* Task instructions: Track down each line that has the word "Offshore" and copy it.

##### Input for this task

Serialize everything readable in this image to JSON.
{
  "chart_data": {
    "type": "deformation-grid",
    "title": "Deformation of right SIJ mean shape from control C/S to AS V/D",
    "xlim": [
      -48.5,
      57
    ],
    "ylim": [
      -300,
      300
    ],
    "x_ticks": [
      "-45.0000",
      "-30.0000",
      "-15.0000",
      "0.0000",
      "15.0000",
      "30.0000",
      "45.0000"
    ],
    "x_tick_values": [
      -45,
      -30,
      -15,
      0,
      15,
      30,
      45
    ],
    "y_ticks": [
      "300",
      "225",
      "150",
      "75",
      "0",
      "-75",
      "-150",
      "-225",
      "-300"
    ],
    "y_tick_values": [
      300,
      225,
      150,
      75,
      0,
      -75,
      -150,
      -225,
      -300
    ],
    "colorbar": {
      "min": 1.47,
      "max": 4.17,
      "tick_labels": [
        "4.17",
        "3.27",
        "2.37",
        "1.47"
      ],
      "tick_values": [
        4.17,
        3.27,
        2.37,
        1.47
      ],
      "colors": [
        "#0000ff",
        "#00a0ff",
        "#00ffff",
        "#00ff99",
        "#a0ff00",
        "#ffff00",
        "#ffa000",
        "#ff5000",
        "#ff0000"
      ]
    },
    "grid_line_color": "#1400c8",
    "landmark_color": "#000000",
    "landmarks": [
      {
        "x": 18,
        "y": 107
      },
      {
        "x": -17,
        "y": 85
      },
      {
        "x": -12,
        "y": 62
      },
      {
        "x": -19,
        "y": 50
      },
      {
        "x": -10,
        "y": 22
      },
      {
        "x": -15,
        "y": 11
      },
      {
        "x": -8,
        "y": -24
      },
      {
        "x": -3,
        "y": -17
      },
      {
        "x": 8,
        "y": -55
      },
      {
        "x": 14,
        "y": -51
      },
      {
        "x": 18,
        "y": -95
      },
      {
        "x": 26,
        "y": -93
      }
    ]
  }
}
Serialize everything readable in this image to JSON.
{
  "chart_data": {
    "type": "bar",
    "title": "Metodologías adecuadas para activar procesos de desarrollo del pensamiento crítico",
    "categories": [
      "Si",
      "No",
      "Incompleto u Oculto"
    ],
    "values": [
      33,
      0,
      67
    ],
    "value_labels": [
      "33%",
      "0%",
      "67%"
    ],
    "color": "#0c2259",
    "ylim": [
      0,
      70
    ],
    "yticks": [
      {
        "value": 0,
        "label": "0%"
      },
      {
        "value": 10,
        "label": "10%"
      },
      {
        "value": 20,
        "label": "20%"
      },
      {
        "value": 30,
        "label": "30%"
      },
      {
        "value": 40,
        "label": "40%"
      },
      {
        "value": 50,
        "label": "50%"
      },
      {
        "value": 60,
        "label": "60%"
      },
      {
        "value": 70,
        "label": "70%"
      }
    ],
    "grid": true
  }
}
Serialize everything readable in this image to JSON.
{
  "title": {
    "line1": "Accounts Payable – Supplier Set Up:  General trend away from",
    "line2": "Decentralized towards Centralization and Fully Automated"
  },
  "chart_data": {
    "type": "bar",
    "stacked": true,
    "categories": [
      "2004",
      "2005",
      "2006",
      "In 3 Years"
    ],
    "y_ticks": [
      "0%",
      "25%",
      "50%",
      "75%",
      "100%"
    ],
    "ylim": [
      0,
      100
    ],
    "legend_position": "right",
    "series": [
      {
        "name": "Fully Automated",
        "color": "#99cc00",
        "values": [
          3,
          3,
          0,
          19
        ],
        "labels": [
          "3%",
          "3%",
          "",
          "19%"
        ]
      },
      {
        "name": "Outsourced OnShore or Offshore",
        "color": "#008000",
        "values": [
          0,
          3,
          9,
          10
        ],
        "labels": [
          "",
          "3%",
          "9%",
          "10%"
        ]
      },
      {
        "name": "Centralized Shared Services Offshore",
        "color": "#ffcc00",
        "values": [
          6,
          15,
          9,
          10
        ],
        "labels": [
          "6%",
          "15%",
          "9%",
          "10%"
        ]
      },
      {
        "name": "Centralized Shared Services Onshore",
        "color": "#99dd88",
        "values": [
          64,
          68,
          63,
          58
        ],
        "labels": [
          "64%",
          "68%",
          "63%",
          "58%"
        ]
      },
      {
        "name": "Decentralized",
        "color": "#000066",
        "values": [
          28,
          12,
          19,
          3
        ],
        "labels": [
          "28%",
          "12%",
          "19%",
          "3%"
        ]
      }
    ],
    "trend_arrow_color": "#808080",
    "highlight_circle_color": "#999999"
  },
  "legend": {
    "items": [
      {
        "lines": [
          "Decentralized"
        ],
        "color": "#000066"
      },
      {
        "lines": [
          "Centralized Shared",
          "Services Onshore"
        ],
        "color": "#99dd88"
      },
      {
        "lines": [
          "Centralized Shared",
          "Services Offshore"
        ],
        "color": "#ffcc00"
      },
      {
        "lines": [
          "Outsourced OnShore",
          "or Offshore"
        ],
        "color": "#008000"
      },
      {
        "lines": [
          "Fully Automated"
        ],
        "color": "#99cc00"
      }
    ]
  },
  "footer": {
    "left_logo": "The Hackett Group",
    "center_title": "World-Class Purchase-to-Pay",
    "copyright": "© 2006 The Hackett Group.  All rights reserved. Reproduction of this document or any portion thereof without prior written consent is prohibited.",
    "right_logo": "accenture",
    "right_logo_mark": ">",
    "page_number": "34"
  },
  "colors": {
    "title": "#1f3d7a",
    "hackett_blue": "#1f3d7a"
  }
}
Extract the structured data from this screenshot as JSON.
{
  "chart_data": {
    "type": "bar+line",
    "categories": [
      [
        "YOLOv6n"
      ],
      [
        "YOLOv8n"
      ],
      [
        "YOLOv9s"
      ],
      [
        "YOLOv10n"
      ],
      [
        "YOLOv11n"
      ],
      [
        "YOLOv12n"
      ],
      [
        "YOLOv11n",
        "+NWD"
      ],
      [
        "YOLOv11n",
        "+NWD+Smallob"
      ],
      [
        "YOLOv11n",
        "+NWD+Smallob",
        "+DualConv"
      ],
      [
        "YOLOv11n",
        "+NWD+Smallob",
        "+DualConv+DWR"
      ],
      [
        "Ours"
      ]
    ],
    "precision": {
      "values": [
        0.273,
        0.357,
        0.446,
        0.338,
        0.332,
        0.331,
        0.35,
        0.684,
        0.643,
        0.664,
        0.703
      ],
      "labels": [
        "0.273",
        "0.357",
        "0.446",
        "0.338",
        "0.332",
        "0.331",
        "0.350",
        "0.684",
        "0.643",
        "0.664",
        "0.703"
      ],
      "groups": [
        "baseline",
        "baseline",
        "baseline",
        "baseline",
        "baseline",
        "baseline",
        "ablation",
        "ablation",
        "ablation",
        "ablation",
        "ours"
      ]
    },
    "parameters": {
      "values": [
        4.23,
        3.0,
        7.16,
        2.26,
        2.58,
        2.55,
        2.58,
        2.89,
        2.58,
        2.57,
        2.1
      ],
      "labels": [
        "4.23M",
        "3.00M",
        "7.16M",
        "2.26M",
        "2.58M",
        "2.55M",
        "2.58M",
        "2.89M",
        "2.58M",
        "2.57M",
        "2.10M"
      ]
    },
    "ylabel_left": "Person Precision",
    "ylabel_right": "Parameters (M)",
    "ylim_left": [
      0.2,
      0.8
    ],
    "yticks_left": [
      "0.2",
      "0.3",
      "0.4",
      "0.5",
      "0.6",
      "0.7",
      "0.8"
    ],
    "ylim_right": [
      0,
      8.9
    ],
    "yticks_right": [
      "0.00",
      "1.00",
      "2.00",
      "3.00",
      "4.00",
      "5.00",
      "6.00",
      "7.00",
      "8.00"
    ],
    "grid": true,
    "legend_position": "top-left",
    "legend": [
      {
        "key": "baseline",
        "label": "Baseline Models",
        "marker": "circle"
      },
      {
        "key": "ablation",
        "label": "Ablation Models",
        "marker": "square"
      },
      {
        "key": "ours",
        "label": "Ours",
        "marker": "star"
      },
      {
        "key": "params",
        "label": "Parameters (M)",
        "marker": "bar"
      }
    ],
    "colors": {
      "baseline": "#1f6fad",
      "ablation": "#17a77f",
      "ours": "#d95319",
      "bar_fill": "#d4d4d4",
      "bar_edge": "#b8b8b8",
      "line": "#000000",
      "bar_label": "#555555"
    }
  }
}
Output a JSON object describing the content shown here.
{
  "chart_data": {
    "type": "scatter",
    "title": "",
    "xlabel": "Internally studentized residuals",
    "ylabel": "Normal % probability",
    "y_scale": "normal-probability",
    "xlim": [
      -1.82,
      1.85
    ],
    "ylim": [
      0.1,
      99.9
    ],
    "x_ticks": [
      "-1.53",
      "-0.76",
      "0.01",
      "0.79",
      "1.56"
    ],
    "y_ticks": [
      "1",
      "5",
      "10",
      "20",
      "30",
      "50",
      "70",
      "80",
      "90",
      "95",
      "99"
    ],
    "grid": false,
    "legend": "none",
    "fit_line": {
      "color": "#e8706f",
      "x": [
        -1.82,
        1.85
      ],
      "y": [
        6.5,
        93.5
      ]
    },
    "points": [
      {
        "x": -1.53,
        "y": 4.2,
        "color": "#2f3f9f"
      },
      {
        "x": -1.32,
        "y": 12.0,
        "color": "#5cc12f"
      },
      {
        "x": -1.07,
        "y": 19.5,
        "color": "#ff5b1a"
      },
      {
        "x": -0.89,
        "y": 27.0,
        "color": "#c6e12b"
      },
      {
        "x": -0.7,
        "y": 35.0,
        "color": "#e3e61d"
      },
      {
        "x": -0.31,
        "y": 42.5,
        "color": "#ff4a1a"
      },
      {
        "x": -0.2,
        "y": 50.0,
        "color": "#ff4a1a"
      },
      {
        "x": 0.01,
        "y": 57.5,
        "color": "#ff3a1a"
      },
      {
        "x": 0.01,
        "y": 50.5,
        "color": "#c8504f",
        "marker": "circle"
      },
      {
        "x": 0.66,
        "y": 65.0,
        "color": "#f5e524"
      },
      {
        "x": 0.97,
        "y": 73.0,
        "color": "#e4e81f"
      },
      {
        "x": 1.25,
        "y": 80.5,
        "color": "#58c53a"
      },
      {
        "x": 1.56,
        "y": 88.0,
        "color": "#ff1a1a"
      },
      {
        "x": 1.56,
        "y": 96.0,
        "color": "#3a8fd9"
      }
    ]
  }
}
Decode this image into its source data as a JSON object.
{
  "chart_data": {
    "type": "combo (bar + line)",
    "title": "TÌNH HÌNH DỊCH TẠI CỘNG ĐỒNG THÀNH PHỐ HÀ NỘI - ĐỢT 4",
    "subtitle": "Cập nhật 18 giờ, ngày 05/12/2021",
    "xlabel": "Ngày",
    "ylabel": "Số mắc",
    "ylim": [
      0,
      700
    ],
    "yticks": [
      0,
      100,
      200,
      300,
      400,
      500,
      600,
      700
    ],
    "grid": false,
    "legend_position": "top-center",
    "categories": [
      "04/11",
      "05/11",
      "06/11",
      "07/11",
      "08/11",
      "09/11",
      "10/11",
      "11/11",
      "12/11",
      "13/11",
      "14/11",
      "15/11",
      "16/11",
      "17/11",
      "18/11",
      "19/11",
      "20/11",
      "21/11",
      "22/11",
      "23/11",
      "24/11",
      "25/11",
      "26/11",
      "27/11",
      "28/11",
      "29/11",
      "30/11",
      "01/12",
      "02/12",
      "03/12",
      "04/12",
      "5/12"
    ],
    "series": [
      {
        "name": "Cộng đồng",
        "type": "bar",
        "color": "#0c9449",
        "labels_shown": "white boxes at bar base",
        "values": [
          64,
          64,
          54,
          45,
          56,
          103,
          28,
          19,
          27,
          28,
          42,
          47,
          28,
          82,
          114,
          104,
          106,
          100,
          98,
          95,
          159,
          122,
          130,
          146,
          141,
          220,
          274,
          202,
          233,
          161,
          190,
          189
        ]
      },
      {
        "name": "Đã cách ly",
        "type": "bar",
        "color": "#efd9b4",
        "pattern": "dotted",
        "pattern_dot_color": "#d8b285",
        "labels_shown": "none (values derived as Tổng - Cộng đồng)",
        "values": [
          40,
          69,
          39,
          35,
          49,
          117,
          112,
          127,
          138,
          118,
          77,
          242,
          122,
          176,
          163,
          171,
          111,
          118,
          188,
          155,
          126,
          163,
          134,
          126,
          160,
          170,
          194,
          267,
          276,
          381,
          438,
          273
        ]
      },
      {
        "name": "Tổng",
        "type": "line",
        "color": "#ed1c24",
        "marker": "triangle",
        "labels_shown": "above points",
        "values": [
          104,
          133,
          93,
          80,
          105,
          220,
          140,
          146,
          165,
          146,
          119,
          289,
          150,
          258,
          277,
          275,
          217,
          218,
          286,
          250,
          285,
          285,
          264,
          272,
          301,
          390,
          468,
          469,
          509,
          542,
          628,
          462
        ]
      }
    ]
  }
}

##########

* Result:
        "name": "Outsourced OnShore or Offshore",
        "name": "Centralized Shared Services Offshore",
          "Services Offshore"
          "or Offshore"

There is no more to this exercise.